» STATED EXERCISE
Collect the lines of the entries where "здравоохранения" shows up.

[Entries from a dataset]
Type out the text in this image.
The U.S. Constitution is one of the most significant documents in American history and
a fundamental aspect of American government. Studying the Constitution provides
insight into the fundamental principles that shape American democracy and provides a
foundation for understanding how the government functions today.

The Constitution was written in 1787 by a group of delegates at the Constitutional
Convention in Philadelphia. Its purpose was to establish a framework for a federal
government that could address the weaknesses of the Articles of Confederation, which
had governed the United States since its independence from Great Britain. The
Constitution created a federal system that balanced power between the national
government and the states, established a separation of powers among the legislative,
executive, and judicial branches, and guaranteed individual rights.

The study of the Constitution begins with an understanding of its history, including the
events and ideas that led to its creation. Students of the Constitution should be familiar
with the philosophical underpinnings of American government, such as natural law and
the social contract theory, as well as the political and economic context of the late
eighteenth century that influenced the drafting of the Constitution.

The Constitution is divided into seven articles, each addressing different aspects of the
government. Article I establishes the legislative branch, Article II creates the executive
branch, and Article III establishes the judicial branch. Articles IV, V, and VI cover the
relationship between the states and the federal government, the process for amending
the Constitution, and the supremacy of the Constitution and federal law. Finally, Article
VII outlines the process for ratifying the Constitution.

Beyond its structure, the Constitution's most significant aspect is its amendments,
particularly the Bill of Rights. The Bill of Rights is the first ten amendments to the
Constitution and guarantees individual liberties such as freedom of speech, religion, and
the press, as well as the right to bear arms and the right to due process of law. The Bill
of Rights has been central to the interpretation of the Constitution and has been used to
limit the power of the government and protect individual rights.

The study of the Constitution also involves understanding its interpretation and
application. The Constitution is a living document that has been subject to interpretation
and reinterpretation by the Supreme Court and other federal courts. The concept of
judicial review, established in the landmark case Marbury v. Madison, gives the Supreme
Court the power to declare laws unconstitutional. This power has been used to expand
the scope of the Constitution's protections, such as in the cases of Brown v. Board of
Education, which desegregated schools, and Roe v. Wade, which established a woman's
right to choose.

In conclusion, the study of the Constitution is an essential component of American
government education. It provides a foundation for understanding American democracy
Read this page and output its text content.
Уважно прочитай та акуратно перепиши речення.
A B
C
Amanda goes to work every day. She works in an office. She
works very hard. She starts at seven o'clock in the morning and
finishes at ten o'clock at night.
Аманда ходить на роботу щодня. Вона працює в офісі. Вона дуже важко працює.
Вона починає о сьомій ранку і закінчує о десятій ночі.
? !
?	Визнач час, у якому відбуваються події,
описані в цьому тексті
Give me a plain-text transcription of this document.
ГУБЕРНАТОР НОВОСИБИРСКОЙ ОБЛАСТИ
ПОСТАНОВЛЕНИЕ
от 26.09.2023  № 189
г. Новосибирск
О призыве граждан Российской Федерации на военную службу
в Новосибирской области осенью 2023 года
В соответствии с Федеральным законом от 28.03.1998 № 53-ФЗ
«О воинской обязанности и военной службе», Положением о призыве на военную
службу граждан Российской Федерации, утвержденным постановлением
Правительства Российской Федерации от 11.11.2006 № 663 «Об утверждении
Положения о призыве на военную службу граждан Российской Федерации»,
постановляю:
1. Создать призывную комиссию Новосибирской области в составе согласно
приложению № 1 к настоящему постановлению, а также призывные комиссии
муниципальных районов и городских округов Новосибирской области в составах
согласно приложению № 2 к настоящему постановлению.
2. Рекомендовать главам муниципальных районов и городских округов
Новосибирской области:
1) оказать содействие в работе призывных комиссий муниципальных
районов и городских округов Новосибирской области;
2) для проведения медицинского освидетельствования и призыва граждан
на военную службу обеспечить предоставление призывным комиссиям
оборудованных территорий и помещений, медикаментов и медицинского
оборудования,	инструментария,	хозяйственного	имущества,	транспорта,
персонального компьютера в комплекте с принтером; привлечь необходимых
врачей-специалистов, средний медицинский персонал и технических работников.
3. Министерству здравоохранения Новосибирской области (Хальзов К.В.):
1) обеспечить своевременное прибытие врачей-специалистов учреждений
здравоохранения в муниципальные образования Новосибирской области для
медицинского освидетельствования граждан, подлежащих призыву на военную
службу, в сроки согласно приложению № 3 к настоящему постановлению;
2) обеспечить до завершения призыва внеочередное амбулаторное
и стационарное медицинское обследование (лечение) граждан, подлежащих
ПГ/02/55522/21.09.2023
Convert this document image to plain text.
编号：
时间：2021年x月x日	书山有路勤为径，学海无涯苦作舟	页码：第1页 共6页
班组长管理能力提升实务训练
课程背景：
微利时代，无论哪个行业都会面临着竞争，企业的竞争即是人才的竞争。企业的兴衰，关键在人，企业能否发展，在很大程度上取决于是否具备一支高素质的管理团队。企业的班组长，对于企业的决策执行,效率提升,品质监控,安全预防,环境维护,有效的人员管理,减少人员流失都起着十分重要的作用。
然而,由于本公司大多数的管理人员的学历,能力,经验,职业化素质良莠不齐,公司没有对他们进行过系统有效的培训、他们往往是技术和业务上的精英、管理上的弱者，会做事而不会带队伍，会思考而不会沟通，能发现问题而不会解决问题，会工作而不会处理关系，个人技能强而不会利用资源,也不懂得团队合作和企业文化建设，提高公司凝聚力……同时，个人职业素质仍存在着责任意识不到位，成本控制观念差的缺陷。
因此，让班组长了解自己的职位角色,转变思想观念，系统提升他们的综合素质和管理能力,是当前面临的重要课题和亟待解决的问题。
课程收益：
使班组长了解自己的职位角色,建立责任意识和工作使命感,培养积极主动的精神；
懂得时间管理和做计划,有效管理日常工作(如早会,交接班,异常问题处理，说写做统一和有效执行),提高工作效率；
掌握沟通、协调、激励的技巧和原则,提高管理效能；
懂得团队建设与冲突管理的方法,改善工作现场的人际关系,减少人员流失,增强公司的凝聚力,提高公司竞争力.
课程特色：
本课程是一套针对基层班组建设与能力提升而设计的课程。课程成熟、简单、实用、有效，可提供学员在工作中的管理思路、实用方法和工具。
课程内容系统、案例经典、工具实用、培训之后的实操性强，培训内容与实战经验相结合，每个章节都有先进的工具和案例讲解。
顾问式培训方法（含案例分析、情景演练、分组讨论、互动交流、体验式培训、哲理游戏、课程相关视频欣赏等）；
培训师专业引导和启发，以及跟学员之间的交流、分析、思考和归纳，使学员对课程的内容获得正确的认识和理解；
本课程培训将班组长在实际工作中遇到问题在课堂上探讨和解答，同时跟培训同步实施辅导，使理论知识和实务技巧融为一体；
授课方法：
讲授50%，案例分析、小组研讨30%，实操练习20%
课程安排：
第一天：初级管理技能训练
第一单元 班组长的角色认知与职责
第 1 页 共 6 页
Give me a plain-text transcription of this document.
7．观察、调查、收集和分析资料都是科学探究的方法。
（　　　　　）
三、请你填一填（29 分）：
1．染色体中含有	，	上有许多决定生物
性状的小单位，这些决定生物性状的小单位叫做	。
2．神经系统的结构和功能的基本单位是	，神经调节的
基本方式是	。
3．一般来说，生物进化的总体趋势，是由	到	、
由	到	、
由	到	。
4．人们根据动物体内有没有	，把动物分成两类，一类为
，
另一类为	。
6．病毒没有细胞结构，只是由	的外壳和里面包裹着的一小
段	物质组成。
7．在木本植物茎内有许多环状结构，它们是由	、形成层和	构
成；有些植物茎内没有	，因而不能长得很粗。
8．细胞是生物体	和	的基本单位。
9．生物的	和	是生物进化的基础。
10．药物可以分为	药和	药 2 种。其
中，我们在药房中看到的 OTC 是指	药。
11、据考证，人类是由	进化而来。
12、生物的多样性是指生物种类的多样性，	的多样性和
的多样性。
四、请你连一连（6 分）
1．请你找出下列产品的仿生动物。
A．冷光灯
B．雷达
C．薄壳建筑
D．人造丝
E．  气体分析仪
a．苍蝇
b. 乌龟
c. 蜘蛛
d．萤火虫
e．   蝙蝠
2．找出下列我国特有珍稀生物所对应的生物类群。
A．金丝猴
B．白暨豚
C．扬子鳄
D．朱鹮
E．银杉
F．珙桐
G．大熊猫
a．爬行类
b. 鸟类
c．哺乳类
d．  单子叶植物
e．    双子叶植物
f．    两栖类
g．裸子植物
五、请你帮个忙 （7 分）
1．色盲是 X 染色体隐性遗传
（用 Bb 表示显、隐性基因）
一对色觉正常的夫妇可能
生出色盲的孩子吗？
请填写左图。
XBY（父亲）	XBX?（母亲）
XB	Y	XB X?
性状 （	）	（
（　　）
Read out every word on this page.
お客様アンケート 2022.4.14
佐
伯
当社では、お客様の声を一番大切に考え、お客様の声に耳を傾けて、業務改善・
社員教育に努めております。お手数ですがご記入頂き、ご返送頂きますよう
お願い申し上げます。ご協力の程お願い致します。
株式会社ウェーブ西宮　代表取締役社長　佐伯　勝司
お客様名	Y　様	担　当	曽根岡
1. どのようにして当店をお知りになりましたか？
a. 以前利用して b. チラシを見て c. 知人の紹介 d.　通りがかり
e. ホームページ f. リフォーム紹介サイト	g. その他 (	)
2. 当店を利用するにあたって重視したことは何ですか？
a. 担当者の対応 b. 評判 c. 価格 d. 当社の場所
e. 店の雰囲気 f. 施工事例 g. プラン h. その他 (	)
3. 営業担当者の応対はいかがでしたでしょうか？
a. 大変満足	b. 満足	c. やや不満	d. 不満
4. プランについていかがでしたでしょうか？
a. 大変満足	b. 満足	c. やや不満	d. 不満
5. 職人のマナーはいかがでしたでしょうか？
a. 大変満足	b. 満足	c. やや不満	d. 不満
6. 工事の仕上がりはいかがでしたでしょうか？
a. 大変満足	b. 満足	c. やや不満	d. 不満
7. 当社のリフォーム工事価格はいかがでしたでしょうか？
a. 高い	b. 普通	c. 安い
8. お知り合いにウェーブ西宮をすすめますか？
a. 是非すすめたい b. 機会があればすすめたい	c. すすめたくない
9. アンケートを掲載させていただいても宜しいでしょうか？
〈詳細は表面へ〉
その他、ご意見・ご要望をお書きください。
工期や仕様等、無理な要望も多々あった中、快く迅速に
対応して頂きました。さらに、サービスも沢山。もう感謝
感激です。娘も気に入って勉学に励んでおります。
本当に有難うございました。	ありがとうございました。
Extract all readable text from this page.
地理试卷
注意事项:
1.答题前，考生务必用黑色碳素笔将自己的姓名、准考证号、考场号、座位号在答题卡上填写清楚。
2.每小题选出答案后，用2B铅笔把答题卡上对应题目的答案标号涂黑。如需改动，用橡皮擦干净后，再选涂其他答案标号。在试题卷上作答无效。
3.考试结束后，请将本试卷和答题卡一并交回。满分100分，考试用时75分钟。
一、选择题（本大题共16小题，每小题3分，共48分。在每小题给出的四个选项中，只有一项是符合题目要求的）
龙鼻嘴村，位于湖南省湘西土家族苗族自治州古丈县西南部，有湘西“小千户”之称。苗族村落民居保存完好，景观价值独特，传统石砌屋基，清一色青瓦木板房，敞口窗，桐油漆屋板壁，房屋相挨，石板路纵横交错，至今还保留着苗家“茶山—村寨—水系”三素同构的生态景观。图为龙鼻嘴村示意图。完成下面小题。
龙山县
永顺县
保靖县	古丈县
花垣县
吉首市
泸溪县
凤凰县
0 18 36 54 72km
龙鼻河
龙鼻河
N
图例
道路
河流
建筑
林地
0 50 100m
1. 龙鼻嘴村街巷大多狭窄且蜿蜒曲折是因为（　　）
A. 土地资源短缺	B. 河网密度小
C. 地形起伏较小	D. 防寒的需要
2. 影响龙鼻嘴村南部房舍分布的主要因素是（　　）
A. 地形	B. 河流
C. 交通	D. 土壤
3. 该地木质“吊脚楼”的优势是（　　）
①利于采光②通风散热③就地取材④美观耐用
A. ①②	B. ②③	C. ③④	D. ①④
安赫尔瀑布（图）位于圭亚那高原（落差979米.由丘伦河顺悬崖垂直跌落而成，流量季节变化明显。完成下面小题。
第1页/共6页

» FULL RESPONSE
3. Министерству здравоохранения Новосибирской области (Хальзов К.В.):
здравоохранения в муниципальные образования Новосибирской области для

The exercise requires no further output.